-- START OF Excerpted data --
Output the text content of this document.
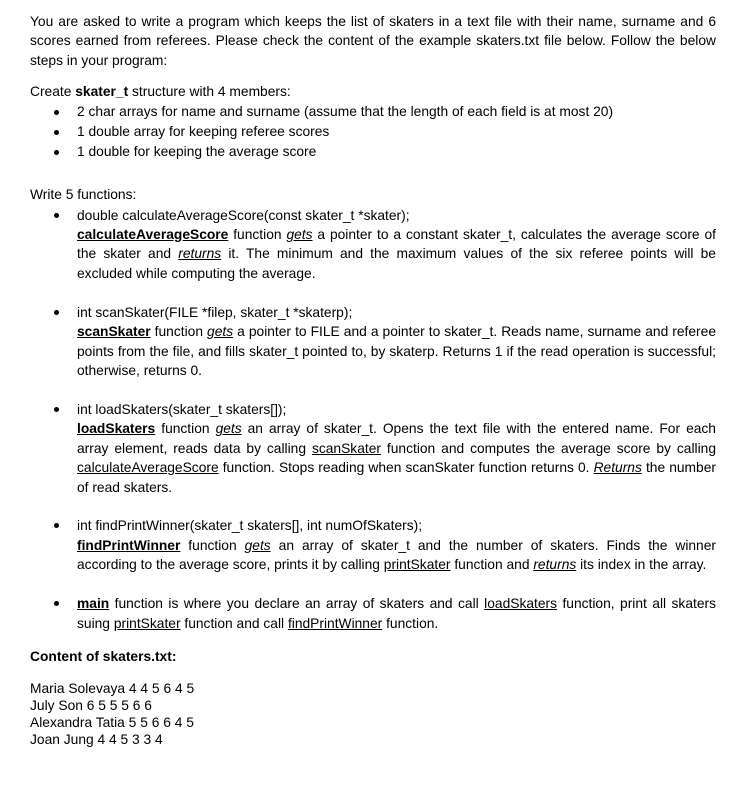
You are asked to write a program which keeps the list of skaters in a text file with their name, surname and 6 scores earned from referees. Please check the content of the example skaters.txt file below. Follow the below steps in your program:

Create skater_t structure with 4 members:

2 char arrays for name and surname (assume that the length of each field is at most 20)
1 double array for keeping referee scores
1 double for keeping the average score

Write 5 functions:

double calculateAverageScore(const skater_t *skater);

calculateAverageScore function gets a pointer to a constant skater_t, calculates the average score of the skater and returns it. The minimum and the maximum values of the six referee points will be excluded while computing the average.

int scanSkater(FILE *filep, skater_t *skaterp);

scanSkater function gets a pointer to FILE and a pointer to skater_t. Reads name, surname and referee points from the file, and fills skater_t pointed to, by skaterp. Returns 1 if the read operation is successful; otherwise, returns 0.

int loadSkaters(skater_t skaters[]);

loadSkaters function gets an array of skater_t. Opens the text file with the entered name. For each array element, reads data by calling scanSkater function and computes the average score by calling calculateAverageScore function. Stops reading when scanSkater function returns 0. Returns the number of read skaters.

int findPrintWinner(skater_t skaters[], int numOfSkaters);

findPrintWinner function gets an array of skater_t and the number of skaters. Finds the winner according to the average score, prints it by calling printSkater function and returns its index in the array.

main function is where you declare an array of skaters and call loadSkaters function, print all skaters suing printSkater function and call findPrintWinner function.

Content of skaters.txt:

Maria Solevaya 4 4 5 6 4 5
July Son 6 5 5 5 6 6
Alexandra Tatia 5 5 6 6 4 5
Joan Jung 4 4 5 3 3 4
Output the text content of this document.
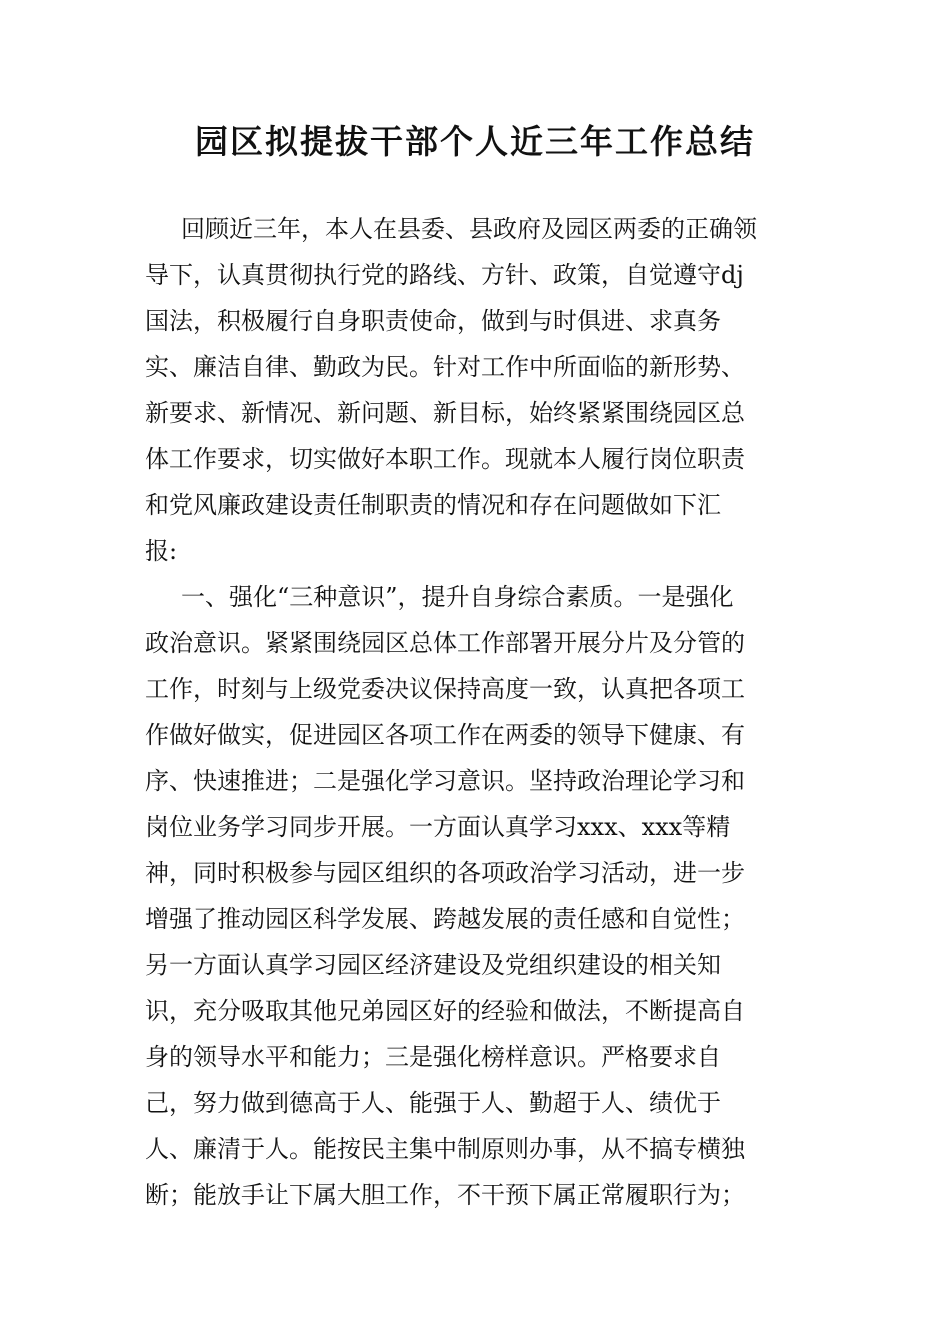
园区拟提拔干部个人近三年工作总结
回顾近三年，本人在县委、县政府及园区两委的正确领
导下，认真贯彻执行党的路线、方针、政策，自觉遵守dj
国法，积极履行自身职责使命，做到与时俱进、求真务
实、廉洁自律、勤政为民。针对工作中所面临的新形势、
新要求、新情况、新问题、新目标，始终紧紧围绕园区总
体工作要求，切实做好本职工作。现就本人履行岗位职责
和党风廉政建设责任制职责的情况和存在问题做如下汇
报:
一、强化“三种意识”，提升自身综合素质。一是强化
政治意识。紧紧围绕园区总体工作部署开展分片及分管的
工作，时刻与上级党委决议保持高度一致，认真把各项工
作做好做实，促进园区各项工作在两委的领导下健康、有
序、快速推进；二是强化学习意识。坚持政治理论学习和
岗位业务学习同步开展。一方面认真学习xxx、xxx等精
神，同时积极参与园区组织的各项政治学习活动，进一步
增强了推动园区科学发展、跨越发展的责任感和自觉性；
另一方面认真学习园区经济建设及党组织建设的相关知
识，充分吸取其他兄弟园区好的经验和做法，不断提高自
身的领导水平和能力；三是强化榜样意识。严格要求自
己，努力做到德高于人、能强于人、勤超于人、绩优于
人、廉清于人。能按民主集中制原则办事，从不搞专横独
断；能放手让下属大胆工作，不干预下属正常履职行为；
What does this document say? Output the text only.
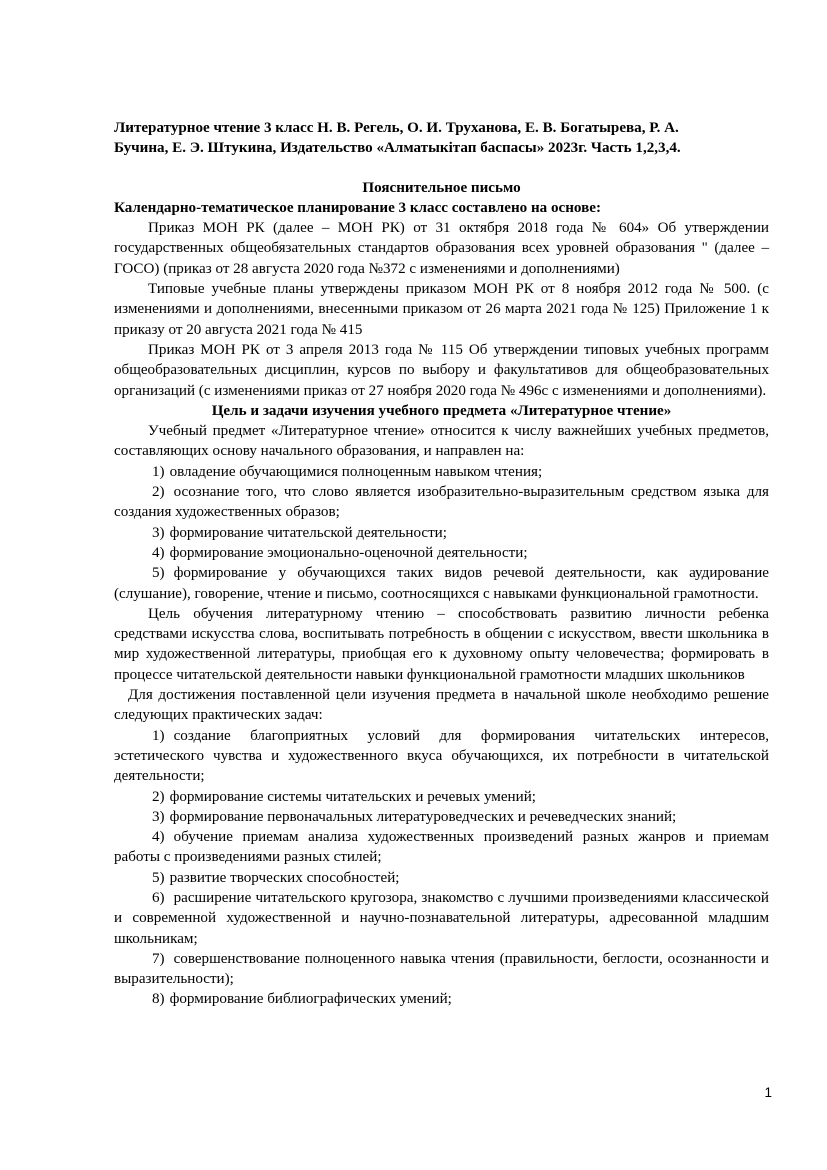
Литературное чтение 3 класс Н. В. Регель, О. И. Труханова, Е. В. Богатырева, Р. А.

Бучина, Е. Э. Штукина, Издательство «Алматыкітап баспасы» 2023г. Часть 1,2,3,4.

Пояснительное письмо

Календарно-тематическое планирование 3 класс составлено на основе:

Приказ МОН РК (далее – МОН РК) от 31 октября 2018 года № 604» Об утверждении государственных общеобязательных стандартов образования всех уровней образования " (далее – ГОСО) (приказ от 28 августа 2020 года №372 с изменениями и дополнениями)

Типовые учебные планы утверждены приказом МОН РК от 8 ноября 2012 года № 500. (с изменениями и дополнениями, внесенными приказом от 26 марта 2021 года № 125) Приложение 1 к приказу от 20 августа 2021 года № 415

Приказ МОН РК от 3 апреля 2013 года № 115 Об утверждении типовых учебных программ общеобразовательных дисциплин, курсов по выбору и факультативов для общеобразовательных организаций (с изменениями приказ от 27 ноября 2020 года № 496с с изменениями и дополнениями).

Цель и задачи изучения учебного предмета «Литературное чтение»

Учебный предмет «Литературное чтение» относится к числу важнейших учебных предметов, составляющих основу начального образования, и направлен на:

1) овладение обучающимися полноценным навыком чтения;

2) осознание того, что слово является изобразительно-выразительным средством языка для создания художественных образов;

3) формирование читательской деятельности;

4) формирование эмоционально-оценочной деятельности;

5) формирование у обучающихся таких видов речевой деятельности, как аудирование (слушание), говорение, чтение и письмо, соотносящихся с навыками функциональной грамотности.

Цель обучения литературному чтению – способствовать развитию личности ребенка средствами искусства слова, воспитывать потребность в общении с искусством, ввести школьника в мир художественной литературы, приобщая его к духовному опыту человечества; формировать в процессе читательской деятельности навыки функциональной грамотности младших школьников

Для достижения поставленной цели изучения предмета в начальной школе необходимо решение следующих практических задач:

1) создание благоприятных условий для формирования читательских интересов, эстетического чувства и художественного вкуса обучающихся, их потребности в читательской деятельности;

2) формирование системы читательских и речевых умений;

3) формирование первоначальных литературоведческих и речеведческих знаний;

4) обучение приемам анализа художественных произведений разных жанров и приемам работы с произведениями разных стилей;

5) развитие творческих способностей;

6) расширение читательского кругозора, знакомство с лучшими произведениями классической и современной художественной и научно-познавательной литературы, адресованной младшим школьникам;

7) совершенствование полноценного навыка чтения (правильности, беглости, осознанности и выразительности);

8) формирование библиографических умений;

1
-- END OF Excerpted data --
Aim of the exercise:
Reproduce the listing above exactly, excluding all pictures.

The reply:
Output the text content of this document.
You are asked to write a program which keeps the list of skaters in a text file with their name, surname and 6 scores earned from referees. Please check the content of the example skaters.txt file below. Follow the below steps in your program:

Create skater_t structure with 4 members:

2 char arrays for name and surname (assume that the length of each field is at most 20)
1 double array for keeping referee scores
1 double for keeping the average score

Write 5 functions:

double calculateAverageScore(const skater_t *skater);

calculateAverageScore function gets a pointer to a constant skater_t, calculates the average score of the skater and returns it. The minimum and the maximum values of the six referee points will be excluded while computing the average.

int scanSkater(FILE *filep, skater_t *skaterp);

scanSkater function gets a pointer to FILE and a pointer to skater_t. Reads name, surname and referee points from the file, and fills skater_t pointed to, by skaterp. Returns 1 if the read operation is successful; otherwise, returns 0.

int loadSkaters(skater_t skaters[]);

loadSkaters function gets an array of skater_t. Opens the text file with the entered name. For each array element, reads data by calling scanSkater function and computes the average score by calling calculateAverageScore function. Stops reading when scanSkater function returns 0. Returns the number of read skaters.

int findPrintWinner(skater_t skaters[], int numOfSkaters);

findPrintWinner function gets an array of skater_t and the number of skaters. Finds the winner according to the average score, prints it by calling printSkater function and returns its index in the array.

main function is where you declare an array of skaters and call loadSkaters function, print all skaters suing printSkater function and call findPrintWinner function.

Content of skaters.txt:

Maria Solevaya 4 4 5 6 4 5
July Son 6 5 5 5 6 6
Alexandra Tatia 5 5 6 6 4 5
Joan Jung 4 4 5 3 3 4
Output the text content of this document.
园区拟提拔干部个人近三年工作总结
回顾近三年，本人在县委、县政府及园区两委的正确领
导下，认真贯彻执行党的路线、方针、政策，自觉遵守dj
国法，积极履行自身职责使命，做到与时俱进、求真务
实、廉洁自律、勤政为民。针对工作中所面临的新形势、
新要求、新情况、新问题、新目标，始终紧紧围绕园区总
体工作要求，切实做好本职工作。现就本人履行岗位职责
和党风廉政建设责任制职责的情况和存在问题做如下汇
报:
一、强化“三种意识”，提升自身综合素质。一是强化
政治意识。紧紧围绕园区总体工作部署开展分片及分管的
工作，时刻与上级党委决议保持高度一致，认真把各项工
作做好做实，促进园区各项工作在两委的领导下健康、有
序、快速推进；二是强化学习意识。坚持政治理论学习和
岗位业务学习同步开展。一方面认真学习xxx、xxx等精
神，同时积极参与园区组织的各项政治学习活动，进一步
增强了推动园区科学发展、跨越发展的责任感和自觉性；
另一方面认真学习园区经济建设及党组织建设的相关知
识，充分吸取其他兄弟园区好的经验和做法，不断提高自
身的领导水平和能力；三是强化榜样意识。严格要求自
己，努力做到德高于人、能强于人、勤超于人、绩优于
人、廉清于人。能按民主集中制原则办事，从不搞专横独
断；能放手让下属大胆工作，不干预下属正常履职行为；
What does this document say? Output the text only.
Литературное чтение 3 класс Н. В. Регель, О. И. Труханова, Е. В. Богатырева, Р. А.

Бучина, Е. Э. Штукина, Издательство «Алматыкітап баспасы» 2023г. Часть 1,2,3,4.

Пояснительное письмо

Календарно-тематическое планирование 3 класс составлено на основе:

Приказ МОН РК (далее – МОН РК) от 31 октября 2018 года № 604» Об утверждении государственных общеобязательных стандартов образования всех уровней образования " (далее – ГОСО) (приказ от 28 августа 2020 года №372 с изменениями и дополнениями)

Типовые учебные планы утверждены приказом МОН РК от 8 ноября 2012 года № 500. (с изменениями и дополнениями, внесенными приказом от 26 марта 2021 года № 125) Приложение 1 к приказу от 20 августа 2021 года № 415

Приказ МОН РК от 3 апреля 2013 года № 115 Об утверждении типовых учебных программ общеобразовательных дисциплин, курсов по выбору и факультативов для общеобразовательных организаций (с изменениями приказ от 27 ноября 2020 года № 496с с изменениями и дополнениями).

Цель и задачи изучения учебного предмета «Литературное чтение»

Учебный предмет «Литературное чтение» относится к числу важнейших учебных предметов, составляющих основу начального образования, и направлен на:

1) овладение обучающимися полноценным навыком чтения;

2) осознание того, что слово является изобразительно-выразительным средством языка для создания художественных образов;

3) формирование читательской деятельности;

4) формирование эмоционально-оценочной деятельности;

5) формирование у обучающихся таких видов речевой деятельности, как аудирование (слушание), говорение, чтение и письмо, соотносящихся с навыками функциональной грамотности.

Цель обучения литературному чтению – способствовать развитию личности ребенка средствами искусства слова, воспитывать потребность в общении с искусством, ввести школьника в мир художественной литературы, приобщая его к духовному опыту человечества; формировать в процессе читательской деятельности навыки функциональной грамотности младших школьников

Для достижения поставленной цели изучения предмета в начальной школе необходимо решение следующих практических задач:

1) создание благоприятных условий для формирования читательских интересов, эстетического чувства и художественного вкуса обучающихся, их потребности в читательской деятельности;

2) формирование системы читательских и речевых умений;

3) формирование первоначальных литературоведческих и речеведческих знаний;

4) обучение приемам анализа художественных произведений разных жанров и приемам работы с произведениями разных стилей;

5) развитие творческих способностей;

6) расширение читательского кругозора, знакомство с лучшими произведениями классической и современной художественной и научно-познавательной литературы, адресованной младшим школьникам;

7) совершенствование полноценного навыка чтения (правильности, беглости, осознанности и выразительности);

8) формирование библиографических умений;

1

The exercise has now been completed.